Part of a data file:
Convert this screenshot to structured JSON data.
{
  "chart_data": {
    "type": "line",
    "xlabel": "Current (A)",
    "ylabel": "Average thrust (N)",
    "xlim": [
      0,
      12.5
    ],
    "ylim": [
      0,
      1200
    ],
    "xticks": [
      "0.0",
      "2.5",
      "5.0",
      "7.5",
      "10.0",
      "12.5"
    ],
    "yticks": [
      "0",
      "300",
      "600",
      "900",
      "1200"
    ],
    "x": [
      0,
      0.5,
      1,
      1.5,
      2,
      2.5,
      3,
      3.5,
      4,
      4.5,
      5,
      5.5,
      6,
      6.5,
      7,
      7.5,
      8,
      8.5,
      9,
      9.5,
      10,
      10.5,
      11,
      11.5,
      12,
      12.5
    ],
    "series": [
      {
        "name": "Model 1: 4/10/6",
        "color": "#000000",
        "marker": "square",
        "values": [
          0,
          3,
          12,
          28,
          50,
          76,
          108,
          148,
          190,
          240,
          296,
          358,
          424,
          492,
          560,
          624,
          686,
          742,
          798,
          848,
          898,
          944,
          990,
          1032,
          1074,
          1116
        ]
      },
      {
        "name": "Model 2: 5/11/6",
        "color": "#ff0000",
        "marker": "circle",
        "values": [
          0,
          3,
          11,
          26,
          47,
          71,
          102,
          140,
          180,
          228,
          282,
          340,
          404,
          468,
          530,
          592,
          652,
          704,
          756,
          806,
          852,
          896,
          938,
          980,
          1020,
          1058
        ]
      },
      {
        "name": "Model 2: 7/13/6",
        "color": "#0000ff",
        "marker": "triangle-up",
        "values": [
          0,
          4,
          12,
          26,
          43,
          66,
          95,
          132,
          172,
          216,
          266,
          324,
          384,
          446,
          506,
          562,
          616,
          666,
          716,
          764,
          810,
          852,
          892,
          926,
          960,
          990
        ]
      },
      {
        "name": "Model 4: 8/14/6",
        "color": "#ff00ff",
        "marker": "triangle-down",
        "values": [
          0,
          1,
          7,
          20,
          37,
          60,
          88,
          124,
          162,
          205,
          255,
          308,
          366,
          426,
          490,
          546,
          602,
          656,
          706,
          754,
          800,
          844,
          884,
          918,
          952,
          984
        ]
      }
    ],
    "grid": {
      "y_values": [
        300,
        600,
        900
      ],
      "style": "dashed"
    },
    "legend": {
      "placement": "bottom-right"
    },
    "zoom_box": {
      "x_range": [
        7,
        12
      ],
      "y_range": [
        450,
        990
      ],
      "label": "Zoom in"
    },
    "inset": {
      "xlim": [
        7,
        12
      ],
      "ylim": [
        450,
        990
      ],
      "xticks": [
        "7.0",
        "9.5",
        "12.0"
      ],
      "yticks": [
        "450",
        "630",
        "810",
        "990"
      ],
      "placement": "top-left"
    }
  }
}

_Your goal_. Pull out every line above that holds the word "Model".

_Full answer_.
        "name": "Model 1: 4/10/6",
        "name": "Model 2: 5/11/6",
        "name": "Model 2: 7/13/6",
        "name": "Model 4: 8/14/6",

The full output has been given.